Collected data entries
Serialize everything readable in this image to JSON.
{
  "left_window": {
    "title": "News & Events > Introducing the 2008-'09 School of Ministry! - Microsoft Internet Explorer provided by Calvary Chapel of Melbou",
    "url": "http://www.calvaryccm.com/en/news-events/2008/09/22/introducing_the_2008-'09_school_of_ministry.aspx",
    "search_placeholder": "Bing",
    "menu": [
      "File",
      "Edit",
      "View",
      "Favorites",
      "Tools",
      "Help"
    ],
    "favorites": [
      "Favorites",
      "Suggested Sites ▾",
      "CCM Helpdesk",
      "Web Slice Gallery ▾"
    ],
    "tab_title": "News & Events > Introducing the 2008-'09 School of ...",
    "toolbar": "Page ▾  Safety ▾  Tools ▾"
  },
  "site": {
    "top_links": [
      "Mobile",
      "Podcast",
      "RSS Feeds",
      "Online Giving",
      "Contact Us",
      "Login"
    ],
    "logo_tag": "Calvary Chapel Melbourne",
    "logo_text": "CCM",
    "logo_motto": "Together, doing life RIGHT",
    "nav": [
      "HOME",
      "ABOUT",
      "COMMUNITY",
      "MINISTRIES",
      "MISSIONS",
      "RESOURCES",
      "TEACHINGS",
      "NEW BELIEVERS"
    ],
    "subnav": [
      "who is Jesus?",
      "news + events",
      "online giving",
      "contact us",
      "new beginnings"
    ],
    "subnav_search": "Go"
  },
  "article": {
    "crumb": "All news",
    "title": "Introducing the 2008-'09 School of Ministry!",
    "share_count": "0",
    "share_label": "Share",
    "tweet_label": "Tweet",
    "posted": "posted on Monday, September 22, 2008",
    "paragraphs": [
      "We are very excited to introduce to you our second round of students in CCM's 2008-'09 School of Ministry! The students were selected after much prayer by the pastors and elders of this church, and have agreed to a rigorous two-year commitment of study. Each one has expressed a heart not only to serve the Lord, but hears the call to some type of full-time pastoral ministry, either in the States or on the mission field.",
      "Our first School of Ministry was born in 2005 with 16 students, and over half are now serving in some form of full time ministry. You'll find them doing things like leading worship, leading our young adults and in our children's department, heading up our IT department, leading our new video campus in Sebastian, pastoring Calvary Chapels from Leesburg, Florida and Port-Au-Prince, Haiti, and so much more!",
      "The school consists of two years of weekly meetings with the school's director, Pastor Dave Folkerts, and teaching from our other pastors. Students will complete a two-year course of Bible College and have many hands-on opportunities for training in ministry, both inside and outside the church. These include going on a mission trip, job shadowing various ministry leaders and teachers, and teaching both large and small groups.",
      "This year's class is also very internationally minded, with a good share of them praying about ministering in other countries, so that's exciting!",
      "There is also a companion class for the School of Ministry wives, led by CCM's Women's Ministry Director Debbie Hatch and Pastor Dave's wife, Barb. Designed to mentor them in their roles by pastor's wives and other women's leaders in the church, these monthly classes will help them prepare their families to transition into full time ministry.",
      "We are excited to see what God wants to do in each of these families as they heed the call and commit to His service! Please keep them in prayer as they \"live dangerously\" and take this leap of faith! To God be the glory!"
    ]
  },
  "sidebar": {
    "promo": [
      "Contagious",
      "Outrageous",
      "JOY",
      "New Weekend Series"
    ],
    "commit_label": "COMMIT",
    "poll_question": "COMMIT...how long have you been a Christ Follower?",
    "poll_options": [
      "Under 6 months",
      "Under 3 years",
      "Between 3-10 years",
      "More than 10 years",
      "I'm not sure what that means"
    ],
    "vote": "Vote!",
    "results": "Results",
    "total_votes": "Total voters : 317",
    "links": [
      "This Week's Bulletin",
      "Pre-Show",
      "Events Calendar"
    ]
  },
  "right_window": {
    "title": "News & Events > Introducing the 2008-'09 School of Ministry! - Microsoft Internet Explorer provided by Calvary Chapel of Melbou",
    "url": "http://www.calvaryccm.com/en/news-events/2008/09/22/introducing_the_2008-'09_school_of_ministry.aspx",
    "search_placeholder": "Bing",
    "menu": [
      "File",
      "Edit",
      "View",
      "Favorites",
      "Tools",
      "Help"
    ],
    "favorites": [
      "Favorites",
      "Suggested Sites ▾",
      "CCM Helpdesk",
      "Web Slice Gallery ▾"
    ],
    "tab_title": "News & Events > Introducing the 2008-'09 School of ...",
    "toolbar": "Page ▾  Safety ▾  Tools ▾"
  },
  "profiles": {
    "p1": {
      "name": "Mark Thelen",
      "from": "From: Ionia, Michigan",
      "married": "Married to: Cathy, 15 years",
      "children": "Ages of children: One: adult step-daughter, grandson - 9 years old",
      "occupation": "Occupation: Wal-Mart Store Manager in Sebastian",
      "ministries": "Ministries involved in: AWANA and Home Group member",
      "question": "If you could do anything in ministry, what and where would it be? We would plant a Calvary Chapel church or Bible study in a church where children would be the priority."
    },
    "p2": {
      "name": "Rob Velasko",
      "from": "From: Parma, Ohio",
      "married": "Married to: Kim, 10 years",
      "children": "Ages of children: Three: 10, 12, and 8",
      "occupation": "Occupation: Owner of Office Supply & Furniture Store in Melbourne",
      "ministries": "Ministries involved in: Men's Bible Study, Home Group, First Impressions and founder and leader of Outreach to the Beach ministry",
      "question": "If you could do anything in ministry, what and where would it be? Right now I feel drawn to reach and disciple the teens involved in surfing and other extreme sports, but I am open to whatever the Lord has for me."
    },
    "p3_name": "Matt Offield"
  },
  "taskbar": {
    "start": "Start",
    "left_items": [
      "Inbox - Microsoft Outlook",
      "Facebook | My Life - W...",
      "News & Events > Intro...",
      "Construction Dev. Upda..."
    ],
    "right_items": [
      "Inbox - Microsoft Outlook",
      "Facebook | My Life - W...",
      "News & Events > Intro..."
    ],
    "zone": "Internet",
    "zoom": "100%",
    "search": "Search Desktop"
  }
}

### Required work
Reproduce the full listing above, character for character.

### Finished answer
Serialize everything readable in this image to JSON.
{
  "left_window": {
    "title": "News & Events > Introducing the 2008-'09 School of Ministry! - Microsoft Internet Explorer provided by Calvary Chapel of Melbou",
    "url": "http://www.calvaryccm.com/en/news-events/2008/09/22/introducing_the_2008-'09_school_of_ministry.aspx",
    "search_placeholder": "Bing",
    "menu": [
      "File",
      "Edit",
      "View",
      "Favorites",
      "Tools",
      "Help"
    ],
    "favorites": [
      "Favorites",
      "Suggested Sites ▾",
      "CCM Helpdesk",
      "Web Slice Gallery ▾"
    ],
    "tab_title": "News & Events > Introducing the 2008-'09 School of ...",
    "toolbar": "Page ▾  Safety ▾  Tools ▾"
  },
  "site": {
    "top_links": [
      "Mobile",
      "Podcast",
      "RSS Feeds",
      "Online Giving",
      "Contact Us",
      "Login"
    ],
    "logo_tag": "Calvary Chapel Melbourne",
    "logo_text": "CCM",
    "logo_motto": "Together, doing life RIGHT",
    "nav": [
      "HOME",
      "ABOUT",
      "COMMUNITY",
      "MINISTRIES",
      "MISSIONS",
      "RESOURCES",
      "TEACHINGS",
      "NEW BELIEVERS"
    ],
    "subnav": [
      "who is Jesus?",
      "news + events",
      "online giving",
      "contact us",
      "new beginnings"
    ],
    "subnav_search": "Go"
  },
  "article": {
    "crumb": "All news",
    "title": "Introducing the 2008-'09 School of Ministry!",
    "share_count": "0",
    "share_label": "Share",
    "tweet_label": "Tweet",
    "posted": "posted on Monday, September 22, 2008",
    "paragraphs": [
      "We are very excited to introduce to you our second round of students in CCM's 2008-'09 School of Ministry! The students were selected after much prayer by the pastors and elders of this church, and have agreed to a rigorous two-year commitment of study. Each one has expressed a heart not only to serve the Lord, but hears the call to some type of full-time pastoral ministry, either in the States or on the mission field.",
      "Our first School of Ministry was born in 2005 with 16 students, and over half are now serving in some form of full time ministry. You'll find them doing things like leading worship, leading our young adults and in our children's department, heading up our IT department, leading our new video campus in Sebastian, pastoring Calvary Chapels from Leesburg, Florida and Port-Au-Prince, Haiti, and so much more!",
      "The school consists of two years of weekly meetings with the school's director, Pastor Dave Folkerts, and teaching from our other pastors. Students will complete a two-year course of Bible College and have many hands-on opportunities for training in ministry, both inside and outside the church. These include going on a mission trip, job shadowing various ministry leaders and teachers, and teaching both large and small groups.",
      "This year's class is also very internationally minded, with a good share of them praying about ministering in other countries, so that's exciting!",
      "There is also a companion class for the School of Ministry wives, led by CCM's Women's Ministry Director Debbie Hatch and Pastor Dave's wife, Barb. Designed to mentor them in their roles by pastor's wives and other women's leaders in the church, these monthly classes will help them prepare their families to transition into full time ministry.",
      "We are excited to see what God wants to do in each of these families as they heed the call and commit to His service! Please keep them in prayer as they \"live dangerously\" and take this leap of faith! To God be the glory!"
    ]
  },
  "sidebar": {
    "promo": [
      "Contagious",
      "Outrageous",
      "JOY",
      "New Weekend Series"
    ],
    "commit_label": "COMMIT",
    "poll_question": "COMMIT...how long have you been a Christ Follower?",
    "poll_options": [
      "Under 6 months",
      "Under 3 years",
      "Between 3-10 years",
      "More than 10 years",
      "I'm not sure what that means"
    ],
    "vote": "Vote!",
    "results": "Results",
    "total_votes": "Total voters : 317",
    "links": [
      "This Week's Bulletin",
      "Pre-Show",
      "Events Calendar"
    ]
  },
  "right_window": {
    "title": "News & Events > Introducing the 2008-'09 School of Ministry! - Microsoft Internet Explorer provided by Calvary Chapel of Melbou",
    "url": "http://www.calvaryccm.com/en/news-events/2008/09/22/introducing_the_2008-'09_school_of_ministry.aspx",
    "search_placeholder": "Bing",
    "menu": [
      "File",
      "Edit",
      "View",
      "Favorites",
      "Tools",
      "Help"
    ],
    "favorites": [
      "Favorites",
      "Suggested Sites ▾",
      "CCM Helpdesk",
      "Web Slice Gallery ▾"
    ],
    "tab_title": "News & Events > Introducing the 2008-'09 School of ...",
    "toolbar": "Page ▾  Safety ▾  Tools ▾"
  },
  "profiles": {
    "p1": {
      "name": "Mark Thelen",
      "from": "From: Ionia, Michigan",
      "married": "Married to: Cathy, 15 years",
      "children": "Ages of children: One: adult step-daughter, grandson - 9 years old",
      "occupation": "Occupation: Wal-Mart Store Manager in Sebastian",
      "ministries": "Ministries involved in: AWANA and Home Group member",
      "question": "If you could do anything in ministry, what and where would it be? We would plant a Calvary Chapel church or Bible study in a church where children would be the priority."
    },
    "p2": {
      "name": "Rob Velasko",
      "from": "From: Parma, Ohio",
      "married": "Married to: Kim, 10 years",
      "children": "Ages of children: Three: 10, 12, and 8",
      "occupation": "Occupation: Owner of Office Supply & Furniture Store in Melbourne",
      "ministries": "Ministries involved in: Men's Bible Study, Home Group, First Impressions and founder and leader of Outreach to the Beach ministry",
      "question": "If you could do anything in ministry, what and where would it be? Right now I feel drawn to reach and disciple the teens involved in surfing and other extreme sports, but I am open to whatever the Lord has for me."
    },
    "p3_name": "Matt Offield"
  },
  "taskbar": {
    "start": "Start",
    "left_items": [
      "Inbox - Microsoft Outlook",
      "Facebook | My Life - W...",
      "News & Events > Intro...",
      "Construction Dev. Upda..."
    ],
    "right_items": [
      "Inbox - Microsoft Outlook",
      "Facebook | My Life - W...",
      "News & Events > Intro..."
    ],
    "zone": "Internet",
    "zoom": "100%",
    "search": "Search Desktop"
  }
}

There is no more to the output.